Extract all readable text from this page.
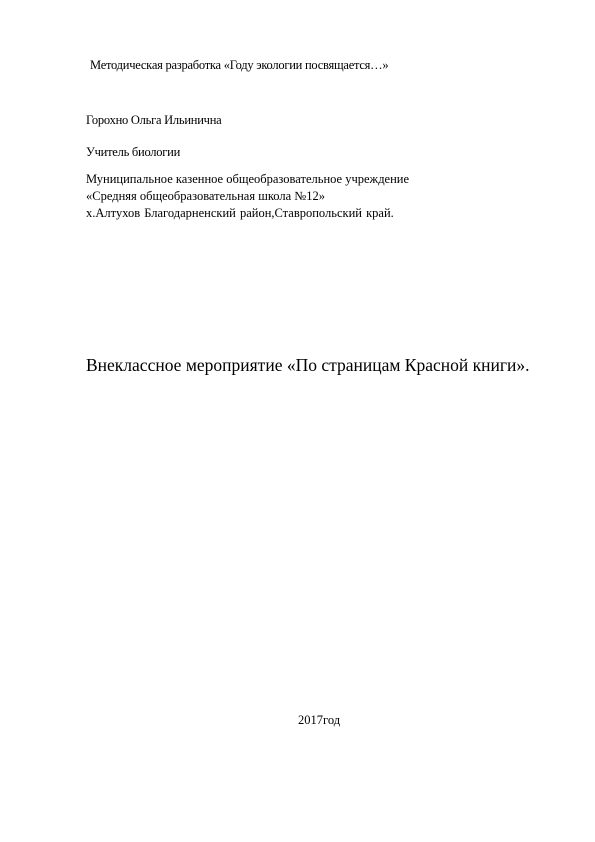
Методическая разработка «Году экологии посвящается…»
Горохно Ольга Ильинична
Учитель биологии
Муниципальное казенное общеобразовательное учреждение
«Средняя общеобразовательная школа №12»
х.Алтухов Благодарненский район,Ставропольский край.
Внеклассное мероприятие «По страницам Красной книги».
2017год
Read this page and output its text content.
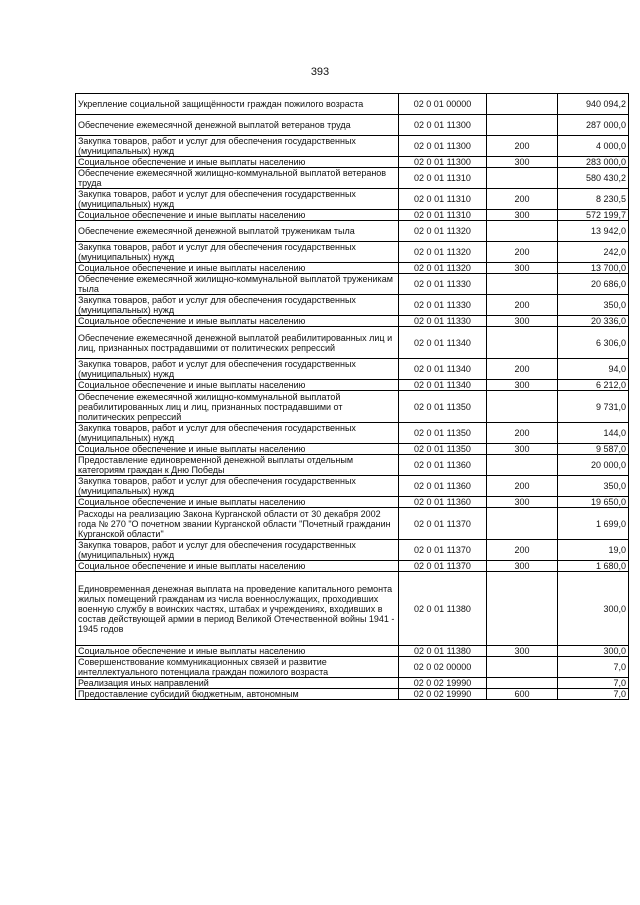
393
Укрепление социальной защищённости граждан пожилого возраста	02 0 01 00000		940 094,2
Обеспечение ежемесячной денежной выплатой ветеранов труда	02 0 01 11300		287 000,0
Закупка товаров, работ и услуг для обеспечения государственных (муниципальных) нужд	02 0 01 11300	200	4 000,0
Социальное обеспечение и иные выплаты населению	02 0 01 11300	300	283 000,0
Обеспечение ежемесячной жилищно-коммунальной выплатой ветеранов труда	02 0 01 11310		580 430,2
Закупка товаров, работ и услуг для обеспечения государственных (муниципальных) нужд	02 0 01 11310	200	8 230,5
Социальное обеспечение и иные выплаты населению	02 0 01 11310	300	572 199,7
Обеспечение ежемесячной денежной выплатой труженикам тыла	02 0 01 11320		13 942,0
Закупка товаров, работ и услуг для обеспечения государственных (муниципальных) нужд	02 0 01 11320	200	242,0
Социальное обеспечение и иные выплаты населению	02 0 01 11320	300	13 700,0
Обеспечение ежемесячной жилищно-коммунальной выплатой труженикам тыла	02 0 01 11330		20 686,0
Закупка товаров, работ и услуг для обеспечения государственных (муниципальных) нужд	02 0 01 11330	200	350,0
Социальное обеспечение и иные выплаты населению	02 0 01 11330	300	20 336,0
Обеспечение ежемесячной денежной выплатой реабилитированных лиц и лиц, признанных пострадавшими от политических репрессий	02 0 01 11340		6 306,0
Закупка товаров, работ и услуг для обеспечения государственных (муниципальных) нужд	02 0 01 11340	200	94,0
Социальное обеспечение и иные выплаты населению	02 0 01 11340	300	6 212,0
Обеспечение ежемесячной жилищно-коммунальной выплатой реабилитированных лиц и лиц, признанных пострадавшими от политических репрессий	02 0 01 11350		9 731,0
Закупка товаров, работ и услуг для обеспечения государственных (муниципальных) нужд	02 0 01 11350	200	144,0
Социальное обеспечение и иные выплаты населению	02 0 01 11350	300	9 587,0
Предоставление единовременной денежной выплаты отдельным категориям граждан к Дню Победы	02 0 01 11360		20 000,0
Закупка товаров, работ и услуг для обеспечения государственных (муниципальных) нужд	02 0 01 11360	200	350,0
Социальное обеспечение и иные выплаты населению	02 0 01 11360	300	19 650,0
Расходы на реализацию Закона Курганской области от 30 декабря 2002 года № 270 "О почетном звании Курганской области "Почетный гражданин Курганской области"	02 0 01 11370		1 699,0
Закупка товаров, работ и услуг для обеспечения государственных (муниципальных) нужд	02 0 01 11370	200	19,0
Социальное обеспечение и иные выплаты населению	02 0 01 11370	300	1 680,0
Единовременная денежная выплата на проведение капитального ремонта жилых помещений гражданам из числа военнослужащих, проходивших военную службу в воинских частях, штабах и учреждениях, входивших в состав действующей армии в период Великой Отечественной войны 1941 - 1945 годов	02 0 01 11380		300,0
Социальное обеспечение и иные выплаты населению	02 0 01 11380	300	300,0
Совершенствование коммуникационных связей и развитие интеллектуального потенциала граждан пожилого возраста	02 0 02 00000		7,0
Реализация иных направлений	02 0 02 19990		7,0
Предоставление субсидий бюджетным, автономным	02 0 02 19990	600	7,0
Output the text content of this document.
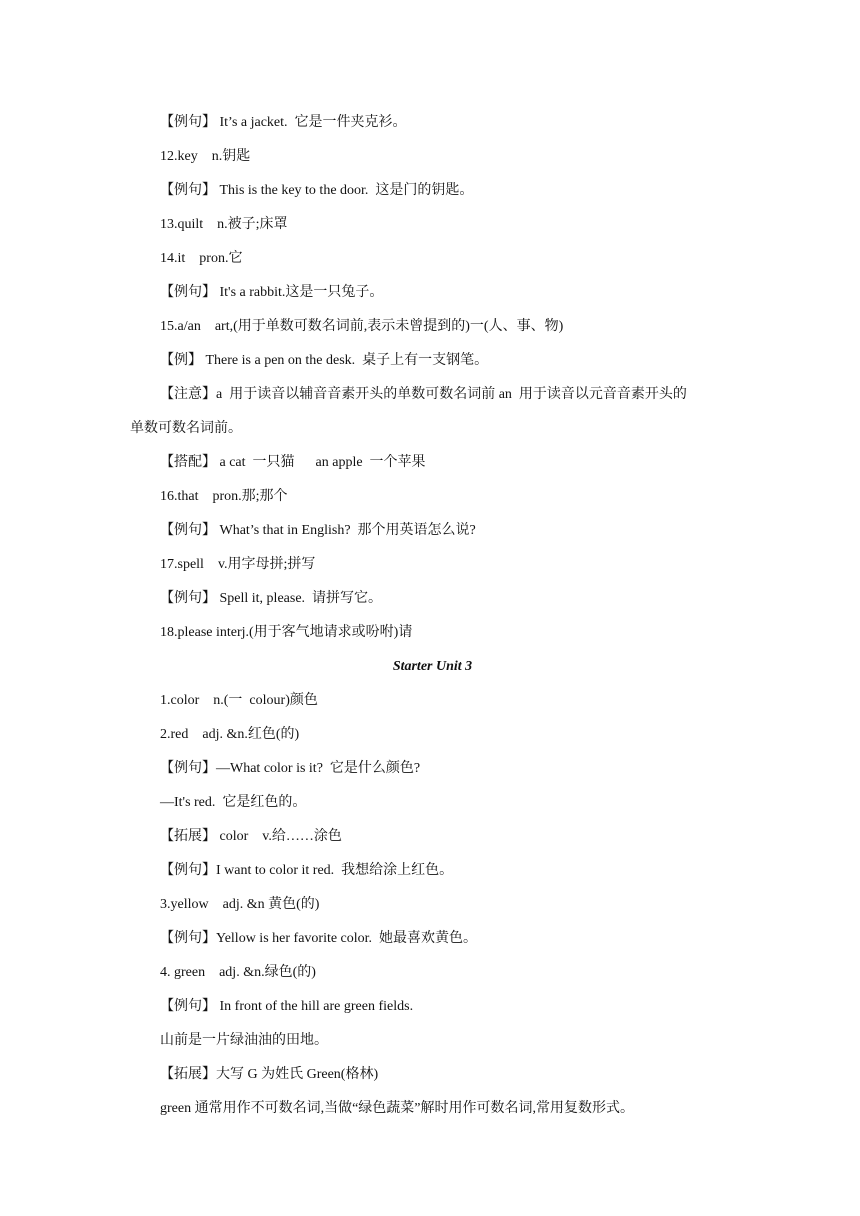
【例句】 It’s a jacket.  它是一件夹克衫。
12.key    n.钥匙
【例句】 This is the key to the door.  这是门的钥匙。
13.quilt    n.被子;床罩
14.it    pron.它
【例句】 It's a rabbit.这是一只兔子。
15.a/an    art,(用于单数可数名词前,表示未曾提到的)一(人、事、物)
【例】 There is a pen on the desk.  桌子上有一支钢笔。
【注意】a  用于读音以辅音音素开头的单数可数名词前 an  用于读音以元音音素开头的
单数可数名词前。
【搭配】 a cat  一只猫      an apple  一个苹果
16.that    pron.那;那个
【例句】 What’s that in English?  那个用英语怎么说?
17.spell    v.用字母拼;拼写
【例句】 Spell it, please.  请拼写它。
18.please interj.(用于客气地请求或吩咐)请
Starter Unit 3
1.color    n.(一  colour)颜色
2.red    adj. &n.红色(的)
【例句】—What color is it?  它是什么颜色?
—It's red.  它是红色的。
【拓展】 color    v.给……涂色
【例句】I want to color it red.  我想给涂上红色。
3.yellow    adj. &n 黄色(的)
【例句】Yellow is her favorite color.  她最喜欢黄色。
4. green    adj. &n.绿色(的)
【例句】 In front of the hill are green fields.
山前是一片绿油油的田地。
【拓展】大写 G 为姓氏 Green(格林)
green 通常用作不可数名词,当做“绿色蔬菜”解时用作可数名词,常用复数形式。
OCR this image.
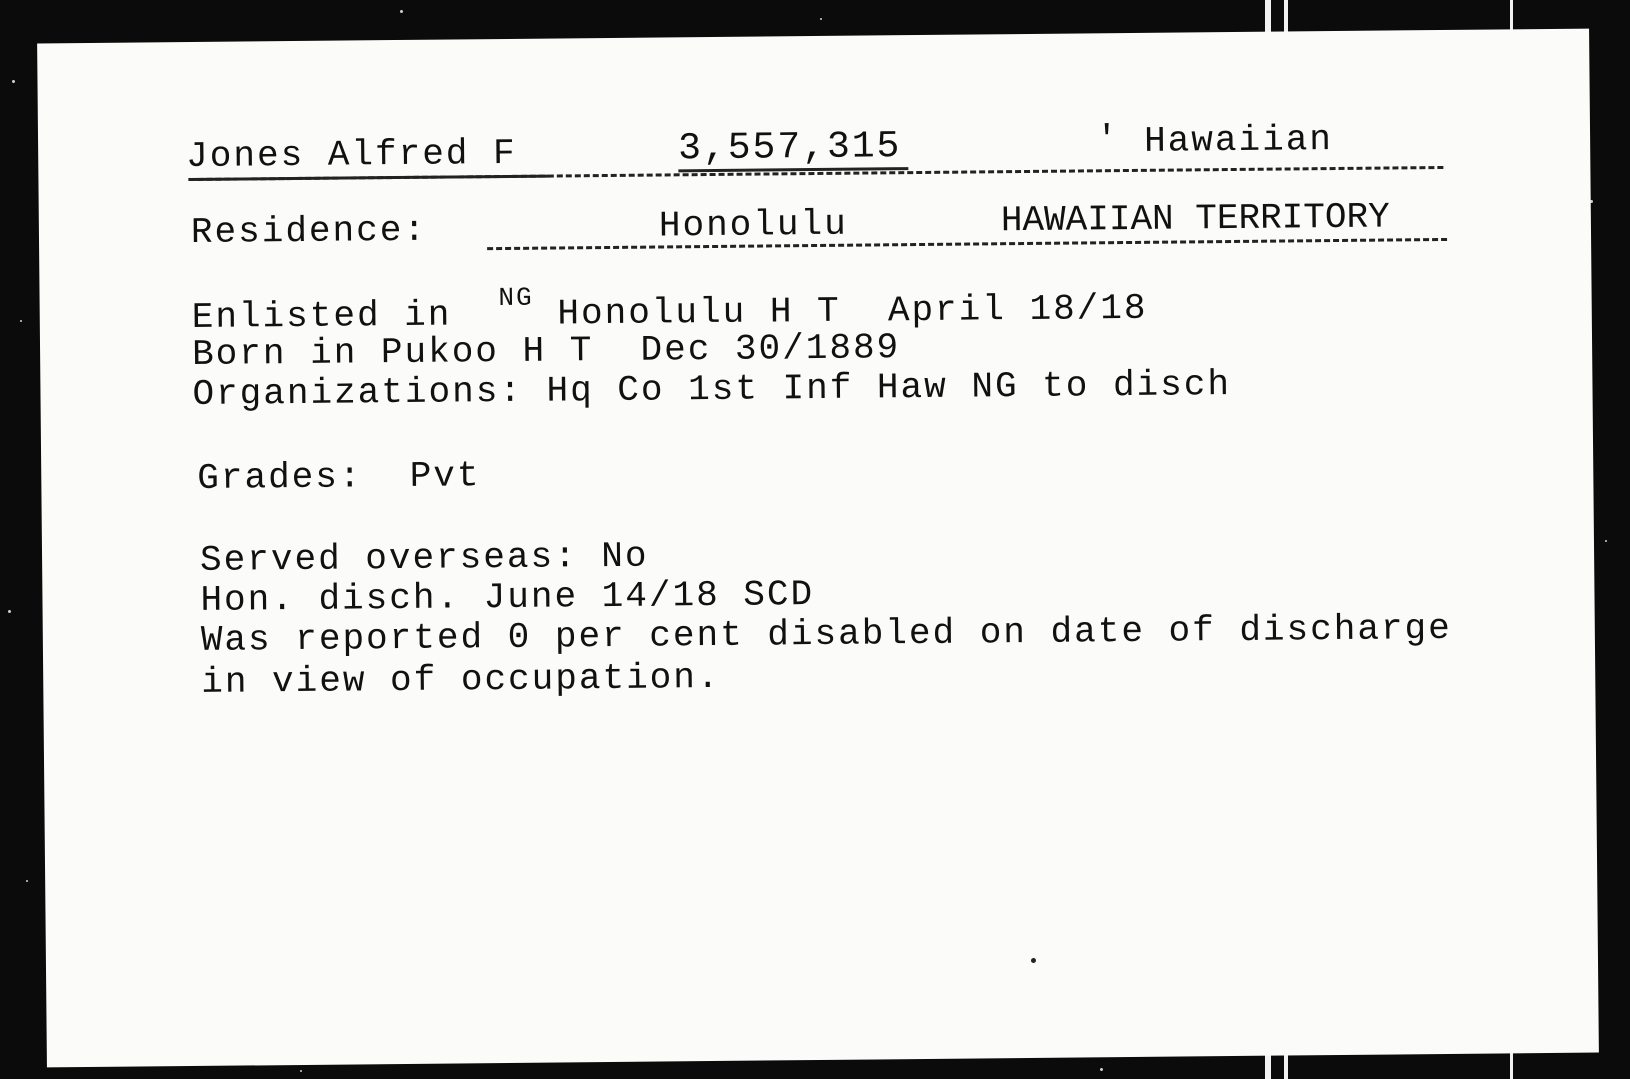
Jones Alfred F	3,557,315	' Hawaiian
Residence:	Honolulu	HAWAIIAN TERRITORY
Enlisted in $^{NG}$ Honolulu H T April 18/18
Born in Pukoo H T  Dec 30/1889
Organizations: Hq Co 1st Inf Haw NG to disch
Grades:  Pvt
Served overseas: No
Hon. disch. June 14/18 SCD
Was reported 0 per cent disabled on date of discharge
in view of occupation.
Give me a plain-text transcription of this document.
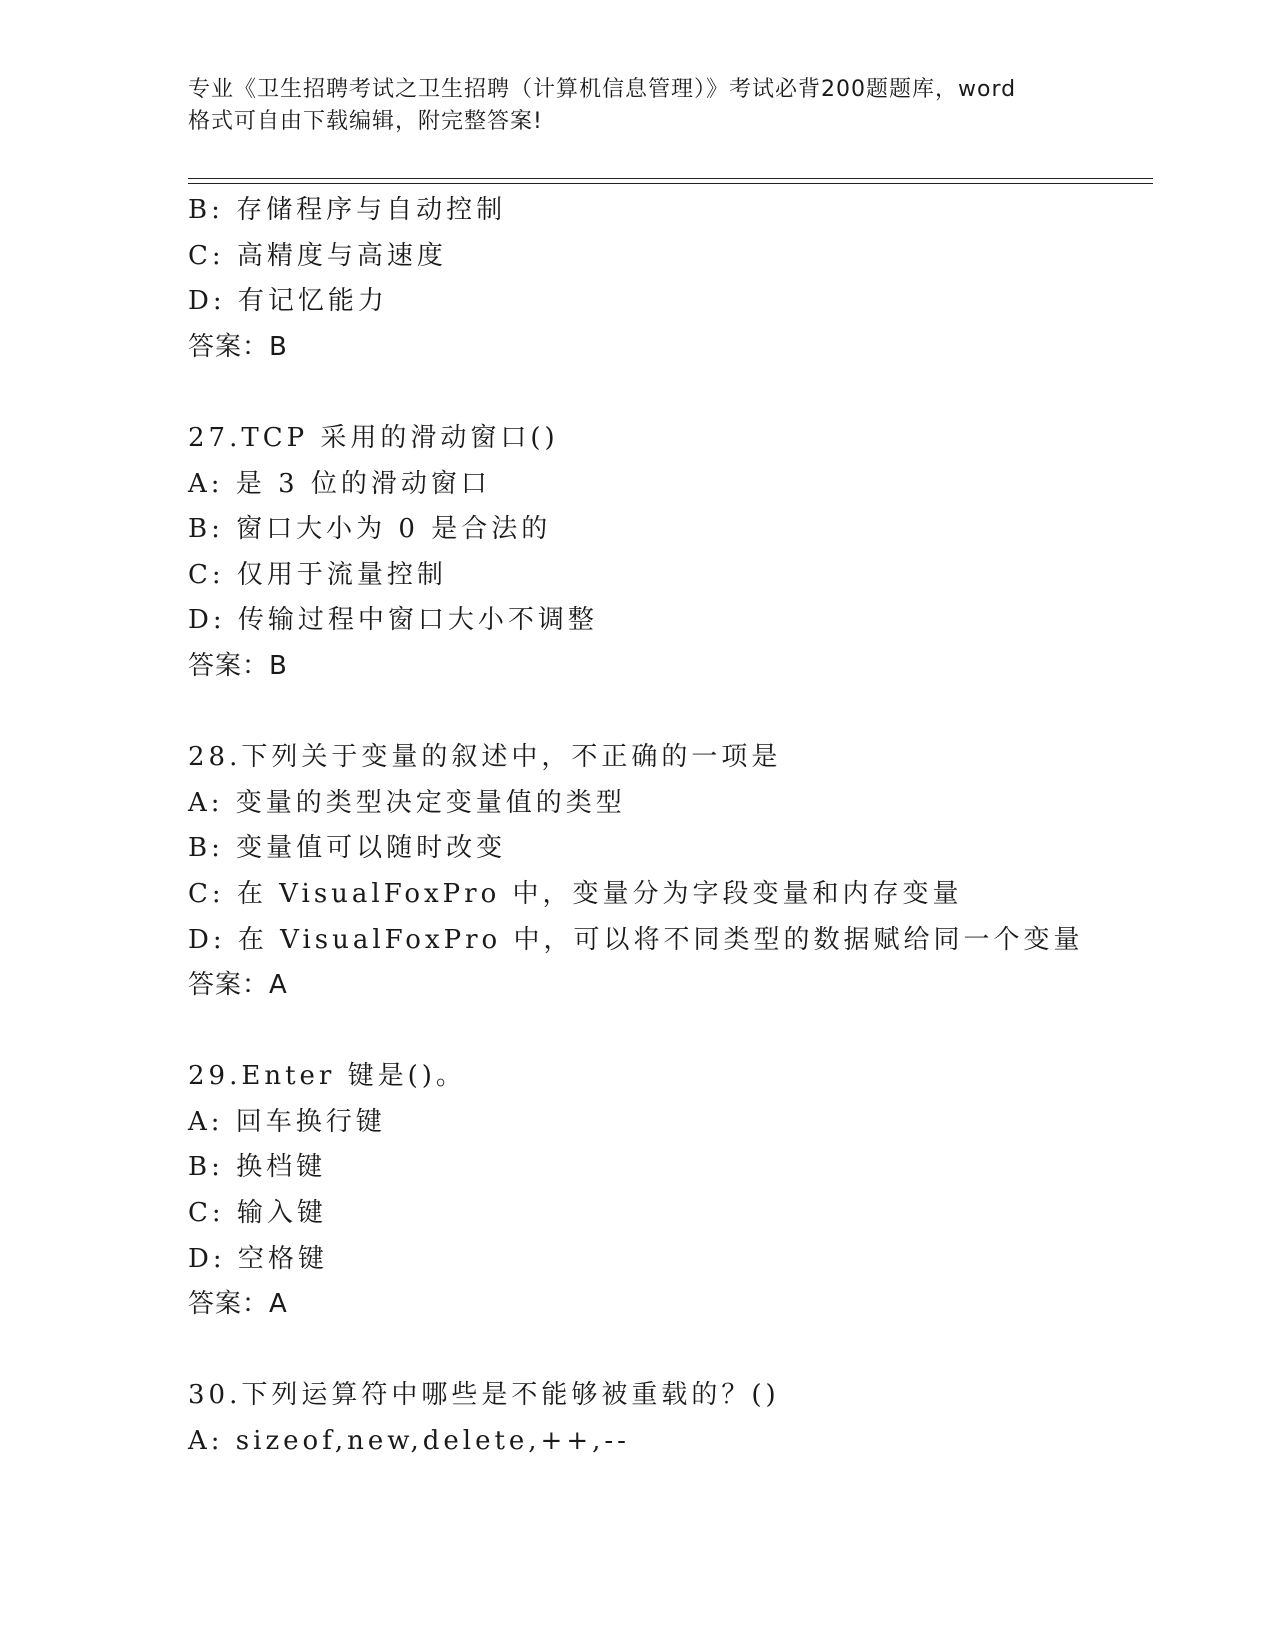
专业《卫生招聘考试之卫生招聘（计算机信息管理）》考试必背200题题库，word
格式可自由下载编辑，附完整答案!
B: 存储程序与自动控制
C: 高精度与高速度
D: 有记忆能力
答案：B
27.TCP 采用的滑动窗口()
A: 是 3 位的滑动窗口
B: 窗口大小为 0 是合法的
C: 仅用于流量控制
D: 传输过程中窗口大小不调整
答案：B
28.下列关于变量的叙述中，不正确的一项是
A: 变量的类型决定变量值的类型
B: 变量值可以随时改变
C: 在 VisualFoxPro 中，变量分为字段变量和内存变量
D: 在 VisualFoxPro 中，可以将不同类型的数据赋给同一个变量
答案：A
29.Enter 键是()。
A: 回车换行键
B: 换档键
C: 输入键
D: 空格键
答案：A
30.下列运算符中哪些是不能够被重载的？()
A: sizeof,new,delete,++,--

-*-*-

■ **DIRECTIONS FOR THIS TASK**:
Each line of the material must be retyped exactly, except that images are omitted.

■ **RESULT OF THIS EXERCISE**:
Extract all readable text from this page.
Методическая разработка «Году экологии посвящается…»
Горохно Ольга Ильинична
Учитель биологии
Муниципальное казенное общеобразовательное учреждение
«Средняя общеобразовательная школа №12»
х.Алтухов Благодарненский район,Ставропольский край.
Внеклассное мероприятие «По страницам Красной книги».
2017год
Read this page and output its text content.
393
Укрепление социальной защищённости граждан пожилого возраста	02 0 01 00000		940 094,2
Обеспечение ежемесячной денежной выплатой ветеранов труда	02 0 01 11300		287 000,0
Закупка товаров, работ и услуг для обеспечения государственных (муниципальных) нужд	02 0 01 11300	200	4 000,0
Социальное обеспечение и иные выплаты населению	02 0 01 11300	300	283 000,0
Обеспечение ежемесячной жилищно-коммунальной выплатой ветеранов труда	02 0 01 11310		580 430,2
Закупка товаров, работ и услуг для обеспечения государственных (муниципальных) нужд	02 0 01 11310	200	8 230,5
Социальное обеспечение и иные выплаты населению	02 0 01 11310	300	572 199,7
Обеспечение ежемесячной денежной выплатой труженикам тыла	02 0 01 11320		13 942,0
Закупка товаров, работ и услуг для обеспечения государственных (муниципальных) нужд	02 0 01 11320	200	242,0
Социальное обеспечение и иные выплаты населению	02 0 01 11320	300	13 700,0
Обеспечение ежемесячной жилищно-коммунальной выплатой труженикам тыла	02 0 01 11330		20 686,0
Закупка товаров, работ и услуг для обеспечения государственных (муниципальных) нужд	02 0 01 11330	200	350,0
Социальное обеспечение и иные выплаты населению	02 0 01 11330	300	20 336,0
Обеспечение ежемесячной денежной выплатой реабилитированных лиц и лиц, признанных пострадавшими от политических репрессий	02 0 01 11340		6 306,0
Закупка товаров, работ и услуг для обеспечения государственных (муниципальных) нужд	02 0 01 11340	200	94,0
Социальное обеспечение и иные выплаты населению	02 0 01 11340	300	6 212,0
Обеспечение ежемесячной жилищно-коммунальной выплатой реабилитированных лиц и лиц, признанных пострадавшими от политических репрессий	02 0 01 11350		9 731,0
Закупка товаров, работ и услуг для обеспечения государственных (муниципальных) нужд	02 0 01 11350	200	144,0
Социальное обеспечение и иные выплаты населению	02 0 01 11350	300	9 587,0
Предоставление единовременной денежной выплаты отдельным категориям граждан к Дню Победы	02 0 01 11360		20 000,0
Закупка товаров, работ и услуг для обеспечения государственных (муниципальных) нужд	02 0 01 11360	200	350,0
Социальное обеспечение и иные выплаты населению	02 0 01 11360	300	19 650,0
Расходы на реализацию Закона Курганской области от 30 декабря 2002 года № 270 "О почетном звании Курганской области "Почетный гражданин Курганской области"	02 0 01 11370		1 699,0
Закупка товаров, работ и услуг для обеспечения государственных (муниципальных) нужд	02 0 01 11370	200	19,0
Социальное обеспечение и иные выплаты населению	02 0 01 11370	300	1 680,0
Единовременная денежная выплата на проведение капитального ремонта жилых помещений гражданам из числа военнослужащих, проходивших военную службу в воинских частях, штабах и учреждениях, входивших в состав действующей армии в период Великой Отечественной войны 1941 - 1945 годов	02 0 01 11380		300,0
Социальное обеспечение и иные выплаты населению	02 0 01 11380	300	300,0
Совершенствование коммуникационных связей и развитие интеллектуального потенциала граждан пожилого возраста	02 0 02 00000		7,0
Реализация иных направлений	02 0 02 19990		7,0
Предоставление субсидий бюджетным, автономным	02 0 02 19990	600	7,0
Output the text content of this document.
【例句】 It’s a jacket.  它是一件夹克衫。
12.key    n.钥匙
【例句】 This is the key to the door.  这是门的钥匙。
13.quilt    n.被子;床罩
14.it    pron.它
【例句】 It's a rabbit.这是一只兔子。
15.a/an    art,(用于单数可数名词前,表示未曾提到的)一(人、事、物)
【例】 There is a pen on the desk.  桌子上有一支钢笔。
【注意】a  用于读音以辅音音素开头的单数可数名词前 an  用于读音以元音音素开头的
单数可数名词前。
【搭配】 a cat  一只猫      an apple  一个苹果
16.that    pron.那;那个
【例句】 What’s that in English?  那个用英语怎么说?
17.spell    v.用字母拼;拼写
【例句】 Spell it, please.  请拼写它。
18.please interj.(用于客气地请求或吩咐)请
Starter Unit 3
1.color    n.(一  colour)颜色
2.red    adj. &n.红色(的)
【例句】—What color is it?  它是什么颜色?
—It's red.  它是红色的。
【拓展】 color    v.给……涂色
【例句】I want to color it red.  我想给涂上红色。
3.yellow    adj. &n 黄色(的)
【例句】Yellow is her favorite color.  她最喜欢黄色。
4. green    adj. &n.绿色(的)
【例句】 In front of the hill are green fields.
山前是一片绿油油的田地。
【拓展】大写 G 为姓氏 Green(格林)
green 通常用作不可数名词,当做“绿色蔬菜”解时用作可数名词,常用复数形式。
OCR this image.
Jones Alfred F	3,557,315	' Hawaiian
Residence:	Honolulu	HAWAIIAN TERRITORY
Enlisted in $^{NG}$ Honolulu H T April 18/18
Born in Pukoo H T  Dec 30/1889
Organizations: Hq Co 1st Inf Haw NG to disch
Grades:  Pvt
Served overseas: No
Hon. disch. June 14/18 SCD
Was reported 0 per cent disabled on date of discharge
in view of occupation.
Give me a plain-text transcription of this document.
专业《卫生招聘考试之卫生招聘（计算机信息管理）》考试必背200题题库，word
格式可自由下载编辑，附完整答案!
B: 存储程序与自动控制
C: 高精度与高速度
D: 有记忆能力
答案：B
27.TCP 采用的滑动窗口()
A: 是 3 位的滑动窗口
B: 窗口大小为 0 是合法的
C: 仅用于流量控制
D: 传输过程中窗口大小不调整
答案：B
28.下列关于变量的叙述中，不正确的一项是
A: 变量的类型决定变量值的类型
B: 变量值可以随时改变
C: 在 VisualFoxPro 中，变量分为字段变量和内存变量
D: 在 VisualFoxPro 中，可以将不同类型的数据赋给同一个变量
答案：A
29.Enter 键是()。
A: 回车换行键
B: 换档键
C: 输入键
D: 空格键
答案：A
30.下列运算符中哪些是不能够被重载的？()
A: sizeof,new,delete,++,--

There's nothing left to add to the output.